**PAGE EXCERPT**
start
PVFS 2 Concepts: The new guy's guide to PVFS

PVFS Development Team

$Id: concepts.tex,v 1.1 2003/01/24 23:29:18 pcarns Exp $

1 Introduction

PVFS2 represents a complete redesign and reimplementation of the parallel file system concepts in PVFS1. PVFS2 has new entities acting in new ways on new objects. This document will serve as an introduction to the terminology and concepts used in the other pvfs2 documents.

2 Words

system interface
low-level interface to PVFS. sits on top of the servers. provides underlying foundation to higher-level interfaces like the PVFS library ( libpvfs2 ) and the PVFS VFS interface.
distributions
(also ``file distributions'', ``physical distribution'' ) set of methods describing a mapping from a logical sequence of bytes to a physical layout of bytes on PVFS servers. PVFS1 had one type of distribution - regularly striding data. PVFS2 will understand many distributions, including but not limited to strided, block and cyclic.

job
a PVFS operation requires several steps, called ``jobs''
job interface
keeps track of progress as an operation makes its way through the pvfs2 layers
job structure

BMI (Buffered Message Interface)
end
**EXERCISE REQUIREMENTS**
Reproduce the PVFS2 concepts guide above word for word, in full.

[Rows from a dataset]
start
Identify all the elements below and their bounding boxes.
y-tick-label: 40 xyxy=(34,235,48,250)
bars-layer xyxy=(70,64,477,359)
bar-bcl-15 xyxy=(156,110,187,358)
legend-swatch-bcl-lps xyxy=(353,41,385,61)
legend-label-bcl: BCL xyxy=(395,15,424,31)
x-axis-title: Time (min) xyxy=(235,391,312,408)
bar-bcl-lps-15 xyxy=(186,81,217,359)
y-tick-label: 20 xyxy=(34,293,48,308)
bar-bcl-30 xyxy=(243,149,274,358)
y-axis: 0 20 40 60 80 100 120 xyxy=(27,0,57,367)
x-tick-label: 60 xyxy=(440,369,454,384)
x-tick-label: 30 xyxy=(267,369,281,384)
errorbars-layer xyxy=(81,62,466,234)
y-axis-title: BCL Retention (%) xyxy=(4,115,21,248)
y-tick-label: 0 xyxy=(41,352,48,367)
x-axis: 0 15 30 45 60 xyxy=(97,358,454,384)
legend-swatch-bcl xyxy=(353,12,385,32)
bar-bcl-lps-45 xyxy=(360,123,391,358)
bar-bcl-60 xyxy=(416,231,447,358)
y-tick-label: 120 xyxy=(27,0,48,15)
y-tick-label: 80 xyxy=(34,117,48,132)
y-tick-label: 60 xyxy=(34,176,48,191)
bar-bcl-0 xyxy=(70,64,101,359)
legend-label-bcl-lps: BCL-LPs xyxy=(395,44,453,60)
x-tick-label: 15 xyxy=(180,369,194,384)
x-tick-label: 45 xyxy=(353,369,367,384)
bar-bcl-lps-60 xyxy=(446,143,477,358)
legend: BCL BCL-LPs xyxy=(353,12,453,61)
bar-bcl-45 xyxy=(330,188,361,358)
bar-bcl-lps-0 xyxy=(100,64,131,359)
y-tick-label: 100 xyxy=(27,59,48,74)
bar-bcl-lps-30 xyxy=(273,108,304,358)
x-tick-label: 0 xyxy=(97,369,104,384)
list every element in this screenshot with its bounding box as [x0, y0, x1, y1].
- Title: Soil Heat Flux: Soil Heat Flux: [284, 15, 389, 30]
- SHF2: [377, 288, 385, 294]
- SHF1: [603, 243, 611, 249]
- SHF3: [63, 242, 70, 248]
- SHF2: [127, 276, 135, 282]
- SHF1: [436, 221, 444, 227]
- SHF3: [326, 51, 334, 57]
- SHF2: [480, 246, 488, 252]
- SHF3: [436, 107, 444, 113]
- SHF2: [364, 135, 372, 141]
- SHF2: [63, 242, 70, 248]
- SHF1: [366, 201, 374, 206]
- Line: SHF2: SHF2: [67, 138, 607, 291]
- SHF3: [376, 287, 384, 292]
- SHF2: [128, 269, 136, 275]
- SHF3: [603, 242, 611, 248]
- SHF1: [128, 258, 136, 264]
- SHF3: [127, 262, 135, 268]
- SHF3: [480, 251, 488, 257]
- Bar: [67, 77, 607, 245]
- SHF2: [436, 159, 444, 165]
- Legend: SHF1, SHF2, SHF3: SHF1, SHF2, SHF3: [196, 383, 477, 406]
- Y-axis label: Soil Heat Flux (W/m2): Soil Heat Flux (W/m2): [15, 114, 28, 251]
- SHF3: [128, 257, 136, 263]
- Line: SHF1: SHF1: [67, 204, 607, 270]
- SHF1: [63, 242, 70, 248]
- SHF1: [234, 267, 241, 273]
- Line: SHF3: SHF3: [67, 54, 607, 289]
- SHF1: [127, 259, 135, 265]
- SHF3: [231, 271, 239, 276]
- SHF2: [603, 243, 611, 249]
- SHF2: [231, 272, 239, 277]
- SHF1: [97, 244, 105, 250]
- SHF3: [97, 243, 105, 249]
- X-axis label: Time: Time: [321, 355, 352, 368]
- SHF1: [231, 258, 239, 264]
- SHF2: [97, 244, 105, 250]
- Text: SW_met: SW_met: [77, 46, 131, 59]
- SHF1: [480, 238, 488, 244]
end
**FINISHED TASK**
PVFS 2 Concepts: The new guy's guide to PVFS

PVFS Development Team

$Id: concepts.tex,v 1.1 2003/01/24 23:29:18 pcarns Exp $

1 Introduction

PVFS2 represents a complete redesign and reimplementation of the parallel file system concepts in PVFS1. PVFS2 has new entities acting in new ways on new objects. This document will serve as an introduction to the terminology and concepts used in the other pvfs2 documents.

2 Words

system interface
low-level interface to PVFS. sits on top of the servers. provides underlying foundation to higher-level interfaces like the PVFS library ( libpvfs2 ) and the PVFS VFS interface.
distributions
(also ``file distributions'', ``physical distribution'' ) set of methods describing a mapping from a logical sequence of bytes to a physical layout of bytes on PVFS servers. PVFS1 had one type of distribution - regularly striding data. PVFS2 will understand many distributions, including but not limited to strided, block and cyclic.

job
a PVFS operation requires several steps, called ``jobs''
job interface
keeps track of progress as an operation makes its way through the pvfs2 layers
job structure

BMI (Buffered Message Interface)